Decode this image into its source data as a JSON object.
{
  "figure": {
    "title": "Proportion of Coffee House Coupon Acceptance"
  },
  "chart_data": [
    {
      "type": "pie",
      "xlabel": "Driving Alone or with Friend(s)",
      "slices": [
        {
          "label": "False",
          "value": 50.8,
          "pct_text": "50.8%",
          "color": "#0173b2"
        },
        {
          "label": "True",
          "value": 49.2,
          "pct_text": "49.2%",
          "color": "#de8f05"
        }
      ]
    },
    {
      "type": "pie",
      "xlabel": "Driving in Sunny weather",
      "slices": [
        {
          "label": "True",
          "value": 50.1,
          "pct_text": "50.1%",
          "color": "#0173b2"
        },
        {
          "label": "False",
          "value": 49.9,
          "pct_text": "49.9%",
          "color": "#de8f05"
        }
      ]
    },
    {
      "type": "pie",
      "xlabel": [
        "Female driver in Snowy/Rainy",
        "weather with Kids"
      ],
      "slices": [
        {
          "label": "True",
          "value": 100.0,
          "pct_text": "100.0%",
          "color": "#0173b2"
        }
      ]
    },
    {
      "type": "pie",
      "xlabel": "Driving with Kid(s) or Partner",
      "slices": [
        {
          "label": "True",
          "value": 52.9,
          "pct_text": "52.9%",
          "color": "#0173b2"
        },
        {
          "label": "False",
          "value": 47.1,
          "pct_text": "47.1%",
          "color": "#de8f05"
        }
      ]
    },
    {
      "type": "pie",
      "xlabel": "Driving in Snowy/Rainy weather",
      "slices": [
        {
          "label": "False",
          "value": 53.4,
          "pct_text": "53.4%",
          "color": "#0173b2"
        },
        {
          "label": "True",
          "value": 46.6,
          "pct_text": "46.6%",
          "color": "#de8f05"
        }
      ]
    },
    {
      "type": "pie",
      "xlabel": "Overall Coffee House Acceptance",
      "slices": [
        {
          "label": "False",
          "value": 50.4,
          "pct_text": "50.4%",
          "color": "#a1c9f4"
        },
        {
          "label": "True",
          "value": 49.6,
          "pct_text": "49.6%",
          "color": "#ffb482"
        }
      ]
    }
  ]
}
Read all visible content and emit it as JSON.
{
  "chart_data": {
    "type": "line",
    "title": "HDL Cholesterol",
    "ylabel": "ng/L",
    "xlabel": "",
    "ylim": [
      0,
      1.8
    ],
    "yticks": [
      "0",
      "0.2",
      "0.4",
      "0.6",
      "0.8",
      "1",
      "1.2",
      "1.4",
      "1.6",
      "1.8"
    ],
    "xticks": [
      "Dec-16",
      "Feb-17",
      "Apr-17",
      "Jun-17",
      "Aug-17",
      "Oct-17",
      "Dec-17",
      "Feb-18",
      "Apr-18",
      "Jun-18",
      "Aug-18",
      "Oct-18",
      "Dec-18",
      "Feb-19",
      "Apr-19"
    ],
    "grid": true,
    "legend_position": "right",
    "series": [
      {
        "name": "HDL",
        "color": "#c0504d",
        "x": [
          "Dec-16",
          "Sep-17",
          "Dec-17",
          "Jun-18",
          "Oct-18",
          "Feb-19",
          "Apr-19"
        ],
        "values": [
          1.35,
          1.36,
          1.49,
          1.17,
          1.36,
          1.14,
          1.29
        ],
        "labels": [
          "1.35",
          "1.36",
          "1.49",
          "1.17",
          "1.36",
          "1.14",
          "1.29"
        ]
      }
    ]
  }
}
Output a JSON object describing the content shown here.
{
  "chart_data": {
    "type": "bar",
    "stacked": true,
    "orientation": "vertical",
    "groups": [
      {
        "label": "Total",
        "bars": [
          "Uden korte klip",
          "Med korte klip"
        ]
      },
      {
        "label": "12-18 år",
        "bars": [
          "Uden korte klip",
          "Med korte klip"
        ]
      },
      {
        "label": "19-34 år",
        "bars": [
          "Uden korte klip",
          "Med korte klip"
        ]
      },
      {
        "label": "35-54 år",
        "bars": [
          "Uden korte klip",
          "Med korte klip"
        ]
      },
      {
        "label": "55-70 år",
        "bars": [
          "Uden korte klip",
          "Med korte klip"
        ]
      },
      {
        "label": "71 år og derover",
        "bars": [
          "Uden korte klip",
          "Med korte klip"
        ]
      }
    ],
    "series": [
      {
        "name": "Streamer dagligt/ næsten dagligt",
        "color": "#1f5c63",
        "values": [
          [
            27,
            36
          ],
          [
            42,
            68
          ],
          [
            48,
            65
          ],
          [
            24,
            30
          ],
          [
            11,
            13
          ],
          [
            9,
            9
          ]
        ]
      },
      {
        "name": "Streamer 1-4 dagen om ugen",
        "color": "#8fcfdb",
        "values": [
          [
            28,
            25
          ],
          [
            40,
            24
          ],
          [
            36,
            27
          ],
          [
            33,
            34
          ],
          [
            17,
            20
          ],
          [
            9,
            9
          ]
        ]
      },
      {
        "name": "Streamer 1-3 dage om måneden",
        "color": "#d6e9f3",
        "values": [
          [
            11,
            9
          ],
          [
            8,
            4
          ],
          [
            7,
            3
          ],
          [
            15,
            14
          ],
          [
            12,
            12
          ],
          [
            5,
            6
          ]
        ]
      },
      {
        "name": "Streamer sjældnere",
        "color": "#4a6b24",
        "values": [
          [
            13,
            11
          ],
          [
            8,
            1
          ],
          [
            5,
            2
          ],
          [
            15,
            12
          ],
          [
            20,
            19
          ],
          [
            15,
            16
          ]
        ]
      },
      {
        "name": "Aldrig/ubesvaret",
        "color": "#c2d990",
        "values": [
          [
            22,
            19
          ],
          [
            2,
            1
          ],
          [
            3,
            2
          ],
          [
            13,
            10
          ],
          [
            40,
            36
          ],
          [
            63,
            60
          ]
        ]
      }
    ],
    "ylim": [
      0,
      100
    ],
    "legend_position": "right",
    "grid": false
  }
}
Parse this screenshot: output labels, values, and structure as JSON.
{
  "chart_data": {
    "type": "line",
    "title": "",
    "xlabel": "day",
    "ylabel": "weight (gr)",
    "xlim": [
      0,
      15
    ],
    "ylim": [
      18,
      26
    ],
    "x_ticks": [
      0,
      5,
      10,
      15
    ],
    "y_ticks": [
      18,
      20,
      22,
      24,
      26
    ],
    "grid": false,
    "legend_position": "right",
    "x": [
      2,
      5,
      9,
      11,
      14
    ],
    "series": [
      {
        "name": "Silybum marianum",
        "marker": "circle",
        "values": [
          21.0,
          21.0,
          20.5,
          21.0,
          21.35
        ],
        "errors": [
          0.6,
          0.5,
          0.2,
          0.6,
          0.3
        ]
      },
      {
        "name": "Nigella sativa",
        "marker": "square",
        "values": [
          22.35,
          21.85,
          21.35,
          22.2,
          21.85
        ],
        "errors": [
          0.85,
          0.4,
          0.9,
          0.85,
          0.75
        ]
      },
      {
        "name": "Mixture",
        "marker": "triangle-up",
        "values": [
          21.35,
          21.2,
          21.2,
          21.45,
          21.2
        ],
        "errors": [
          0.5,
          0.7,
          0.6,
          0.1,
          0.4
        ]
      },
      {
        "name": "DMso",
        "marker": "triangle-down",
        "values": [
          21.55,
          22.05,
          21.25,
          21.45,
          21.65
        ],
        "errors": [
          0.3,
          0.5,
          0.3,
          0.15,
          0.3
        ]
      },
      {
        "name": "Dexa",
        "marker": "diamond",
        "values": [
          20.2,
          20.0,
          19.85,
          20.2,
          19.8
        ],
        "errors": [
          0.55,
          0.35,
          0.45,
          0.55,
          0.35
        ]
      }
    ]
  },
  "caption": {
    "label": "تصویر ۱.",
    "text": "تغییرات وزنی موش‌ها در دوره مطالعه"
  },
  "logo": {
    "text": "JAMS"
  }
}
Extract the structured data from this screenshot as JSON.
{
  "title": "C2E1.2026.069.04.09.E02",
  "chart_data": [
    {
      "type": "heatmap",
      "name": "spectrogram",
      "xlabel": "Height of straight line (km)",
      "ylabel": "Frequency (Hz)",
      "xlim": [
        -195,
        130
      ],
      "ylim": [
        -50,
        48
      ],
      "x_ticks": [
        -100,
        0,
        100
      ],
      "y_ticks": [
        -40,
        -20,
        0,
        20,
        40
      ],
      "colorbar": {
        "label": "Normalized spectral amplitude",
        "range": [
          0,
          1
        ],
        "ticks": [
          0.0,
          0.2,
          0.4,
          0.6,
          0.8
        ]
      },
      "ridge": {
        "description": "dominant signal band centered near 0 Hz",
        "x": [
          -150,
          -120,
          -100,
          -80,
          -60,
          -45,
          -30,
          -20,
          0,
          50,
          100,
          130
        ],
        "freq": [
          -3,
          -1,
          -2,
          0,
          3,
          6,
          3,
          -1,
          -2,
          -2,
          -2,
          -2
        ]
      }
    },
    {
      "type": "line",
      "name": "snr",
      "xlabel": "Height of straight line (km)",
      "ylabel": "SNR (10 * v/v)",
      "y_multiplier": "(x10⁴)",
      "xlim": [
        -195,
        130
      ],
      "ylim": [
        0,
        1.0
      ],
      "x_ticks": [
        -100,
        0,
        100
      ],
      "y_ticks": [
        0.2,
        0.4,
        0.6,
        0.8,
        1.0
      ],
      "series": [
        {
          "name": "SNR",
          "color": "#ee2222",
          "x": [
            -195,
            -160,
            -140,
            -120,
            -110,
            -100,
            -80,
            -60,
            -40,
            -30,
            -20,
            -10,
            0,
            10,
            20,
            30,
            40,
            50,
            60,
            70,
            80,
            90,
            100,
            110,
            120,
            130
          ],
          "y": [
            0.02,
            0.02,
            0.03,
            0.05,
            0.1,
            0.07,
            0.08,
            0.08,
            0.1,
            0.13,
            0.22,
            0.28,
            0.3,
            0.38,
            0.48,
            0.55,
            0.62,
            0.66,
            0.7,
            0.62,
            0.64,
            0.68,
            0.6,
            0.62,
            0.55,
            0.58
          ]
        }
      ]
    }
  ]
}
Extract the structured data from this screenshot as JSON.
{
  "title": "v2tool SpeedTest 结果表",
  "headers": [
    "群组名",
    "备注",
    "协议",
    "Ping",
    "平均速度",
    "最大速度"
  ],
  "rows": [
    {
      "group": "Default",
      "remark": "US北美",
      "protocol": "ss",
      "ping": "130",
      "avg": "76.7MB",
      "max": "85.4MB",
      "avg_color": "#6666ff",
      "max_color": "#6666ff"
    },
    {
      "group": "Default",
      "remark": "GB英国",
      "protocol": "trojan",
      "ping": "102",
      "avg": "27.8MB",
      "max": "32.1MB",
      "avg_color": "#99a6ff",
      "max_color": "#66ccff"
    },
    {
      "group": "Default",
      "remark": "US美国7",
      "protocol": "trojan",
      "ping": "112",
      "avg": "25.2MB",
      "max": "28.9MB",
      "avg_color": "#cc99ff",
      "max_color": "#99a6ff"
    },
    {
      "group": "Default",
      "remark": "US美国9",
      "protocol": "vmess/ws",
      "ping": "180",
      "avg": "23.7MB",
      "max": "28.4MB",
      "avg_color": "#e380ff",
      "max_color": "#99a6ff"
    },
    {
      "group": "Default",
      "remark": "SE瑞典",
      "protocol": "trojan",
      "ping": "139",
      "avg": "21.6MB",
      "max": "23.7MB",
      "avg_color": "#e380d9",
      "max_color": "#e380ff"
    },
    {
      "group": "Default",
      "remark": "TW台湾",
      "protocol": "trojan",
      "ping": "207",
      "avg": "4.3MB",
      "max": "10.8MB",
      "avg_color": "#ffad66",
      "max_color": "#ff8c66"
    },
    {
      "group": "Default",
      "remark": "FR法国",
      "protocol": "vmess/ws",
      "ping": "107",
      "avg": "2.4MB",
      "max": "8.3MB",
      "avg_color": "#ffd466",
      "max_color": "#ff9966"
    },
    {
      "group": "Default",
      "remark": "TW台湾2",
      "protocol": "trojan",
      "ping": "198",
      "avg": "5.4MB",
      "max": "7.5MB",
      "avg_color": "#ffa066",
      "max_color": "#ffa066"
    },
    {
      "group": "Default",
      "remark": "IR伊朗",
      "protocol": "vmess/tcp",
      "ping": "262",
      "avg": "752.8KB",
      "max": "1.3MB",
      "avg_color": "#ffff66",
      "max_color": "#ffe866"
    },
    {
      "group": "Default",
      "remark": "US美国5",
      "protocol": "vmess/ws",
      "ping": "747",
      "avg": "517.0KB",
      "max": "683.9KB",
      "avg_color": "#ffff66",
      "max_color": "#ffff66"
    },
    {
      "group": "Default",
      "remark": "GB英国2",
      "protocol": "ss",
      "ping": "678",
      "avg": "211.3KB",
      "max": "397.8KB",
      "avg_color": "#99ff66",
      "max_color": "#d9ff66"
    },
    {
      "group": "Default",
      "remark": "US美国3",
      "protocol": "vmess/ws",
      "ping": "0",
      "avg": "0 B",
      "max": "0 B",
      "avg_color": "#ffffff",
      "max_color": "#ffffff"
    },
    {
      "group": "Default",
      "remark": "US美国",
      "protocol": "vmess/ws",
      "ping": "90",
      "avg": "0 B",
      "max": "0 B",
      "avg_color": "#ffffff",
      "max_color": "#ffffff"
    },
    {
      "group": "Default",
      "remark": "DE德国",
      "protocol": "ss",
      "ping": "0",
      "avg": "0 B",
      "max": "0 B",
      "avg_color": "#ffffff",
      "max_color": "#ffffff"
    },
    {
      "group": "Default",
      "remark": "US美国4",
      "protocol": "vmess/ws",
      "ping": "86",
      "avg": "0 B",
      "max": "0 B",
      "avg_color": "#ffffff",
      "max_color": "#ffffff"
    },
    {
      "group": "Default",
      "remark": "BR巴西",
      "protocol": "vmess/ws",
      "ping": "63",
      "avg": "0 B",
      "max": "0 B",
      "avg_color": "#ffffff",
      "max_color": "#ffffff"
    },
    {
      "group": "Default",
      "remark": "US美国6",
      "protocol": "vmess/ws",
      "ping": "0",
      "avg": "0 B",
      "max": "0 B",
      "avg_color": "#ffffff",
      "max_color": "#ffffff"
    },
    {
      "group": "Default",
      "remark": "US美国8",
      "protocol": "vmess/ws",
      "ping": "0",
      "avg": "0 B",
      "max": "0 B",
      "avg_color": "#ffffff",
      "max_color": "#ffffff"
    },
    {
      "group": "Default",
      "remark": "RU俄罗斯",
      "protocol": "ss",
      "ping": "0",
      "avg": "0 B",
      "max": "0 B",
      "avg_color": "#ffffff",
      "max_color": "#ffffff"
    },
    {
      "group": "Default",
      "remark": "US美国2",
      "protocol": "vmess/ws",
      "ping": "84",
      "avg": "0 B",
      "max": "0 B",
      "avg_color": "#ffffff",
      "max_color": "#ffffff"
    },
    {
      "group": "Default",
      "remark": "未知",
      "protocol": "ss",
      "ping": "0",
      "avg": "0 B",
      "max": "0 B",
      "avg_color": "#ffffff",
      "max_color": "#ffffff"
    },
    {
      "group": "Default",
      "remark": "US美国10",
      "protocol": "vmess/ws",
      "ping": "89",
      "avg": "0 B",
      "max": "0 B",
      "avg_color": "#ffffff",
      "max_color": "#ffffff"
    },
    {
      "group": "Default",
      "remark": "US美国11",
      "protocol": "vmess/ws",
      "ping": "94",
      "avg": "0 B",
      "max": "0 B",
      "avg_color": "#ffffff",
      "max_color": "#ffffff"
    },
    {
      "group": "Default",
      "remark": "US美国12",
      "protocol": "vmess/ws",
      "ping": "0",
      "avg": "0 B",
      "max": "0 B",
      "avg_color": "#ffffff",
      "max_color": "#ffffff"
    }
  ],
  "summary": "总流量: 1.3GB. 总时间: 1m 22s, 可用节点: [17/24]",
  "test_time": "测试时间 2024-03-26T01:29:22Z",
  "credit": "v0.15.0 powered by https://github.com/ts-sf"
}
----------
• [GOAL]: From the entries, report each line that includes the word "with".

• [COMPLETE ANSWER]:
      "xlabel": "Driving Alone or with Friend(s)",
        "weather with Kids"
      "xlabel": "Driving with Kid(s) or Partner",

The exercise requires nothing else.